### Dataset items:
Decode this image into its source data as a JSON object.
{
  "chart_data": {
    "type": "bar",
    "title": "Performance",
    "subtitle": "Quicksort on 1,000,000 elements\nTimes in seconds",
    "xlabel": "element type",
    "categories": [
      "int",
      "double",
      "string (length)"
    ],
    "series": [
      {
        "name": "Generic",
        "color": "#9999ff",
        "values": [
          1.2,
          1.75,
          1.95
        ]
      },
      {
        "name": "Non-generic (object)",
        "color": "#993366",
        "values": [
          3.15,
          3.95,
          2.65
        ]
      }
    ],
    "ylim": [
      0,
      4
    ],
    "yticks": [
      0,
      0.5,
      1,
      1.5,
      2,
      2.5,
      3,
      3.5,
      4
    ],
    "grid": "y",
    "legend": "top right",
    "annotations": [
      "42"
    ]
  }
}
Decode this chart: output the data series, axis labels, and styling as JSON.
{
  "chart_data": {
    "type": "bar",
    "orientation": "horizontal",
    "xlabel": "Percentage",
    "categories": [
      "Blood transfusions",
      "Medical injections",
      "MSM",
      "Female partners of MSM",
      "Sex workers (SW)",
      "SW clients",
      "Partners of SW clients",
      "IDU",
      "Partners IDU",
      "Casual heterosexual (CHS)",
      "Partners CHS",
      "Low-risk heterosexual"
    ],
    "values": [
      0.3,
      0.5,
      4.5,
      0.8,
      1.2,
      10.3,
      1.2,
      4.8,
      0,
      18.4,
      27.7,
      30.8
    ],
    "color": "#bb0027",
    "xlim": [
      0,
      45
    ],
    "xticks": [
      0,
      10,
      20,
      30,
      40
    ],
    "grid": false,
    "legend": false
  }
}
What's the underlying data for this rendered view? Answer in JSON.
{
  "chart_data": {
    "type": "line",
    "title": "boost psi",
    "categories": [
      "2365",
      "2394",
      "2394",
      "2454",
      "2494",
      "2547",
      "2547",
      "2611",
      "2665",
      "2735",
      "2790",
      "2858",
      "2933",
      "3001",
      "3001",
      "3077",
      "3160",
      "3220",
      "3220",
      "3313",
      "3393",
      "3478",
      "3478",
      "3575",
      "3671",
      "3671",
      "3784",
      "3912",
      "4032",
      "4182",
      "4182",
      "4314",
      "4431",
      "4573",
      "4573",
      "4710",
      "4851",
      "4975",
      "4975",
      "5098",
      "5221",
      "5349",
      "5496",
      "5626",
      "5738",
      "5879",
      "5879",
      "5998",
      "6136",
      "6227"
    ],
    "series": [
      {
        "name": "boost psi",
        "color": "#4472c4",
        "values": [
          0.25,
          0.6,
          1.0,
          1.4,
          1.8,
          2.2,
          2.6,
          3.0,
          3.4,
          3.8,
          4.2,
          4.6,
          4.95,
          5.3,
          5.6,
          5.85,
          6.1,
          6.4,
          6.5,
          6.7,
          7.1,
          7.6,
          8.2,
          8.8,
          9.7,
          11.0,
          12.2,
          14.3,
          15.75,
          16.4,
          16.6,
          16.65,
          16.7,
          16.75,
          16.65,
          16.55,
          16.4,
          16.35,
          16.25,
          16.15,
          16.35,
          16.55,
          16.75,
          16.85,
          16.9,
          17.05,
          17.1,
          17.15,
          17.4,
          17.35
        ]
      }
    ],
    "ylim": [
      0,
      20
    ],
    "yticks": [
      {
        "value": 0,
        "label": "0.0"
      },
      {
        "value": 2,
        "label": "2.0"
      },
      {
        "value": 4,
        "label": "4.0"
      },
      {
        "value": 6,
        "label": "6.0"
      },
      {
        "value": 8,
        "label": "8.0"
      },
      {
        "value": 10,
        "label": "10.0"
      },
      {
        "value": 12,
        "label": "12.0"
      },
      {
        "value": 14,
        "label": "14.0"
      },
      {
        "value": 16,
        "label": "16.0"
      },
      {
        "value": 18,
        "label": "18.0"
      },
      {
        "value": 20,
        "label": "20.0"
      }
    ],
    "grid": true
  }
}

### What you are asked to do:
Where a line of the material above holds the string "type", copy that line.

### Exercise output:
    "type": "bar",
    "xlabel": "element type",
    "type": "bar",
    "type": "line",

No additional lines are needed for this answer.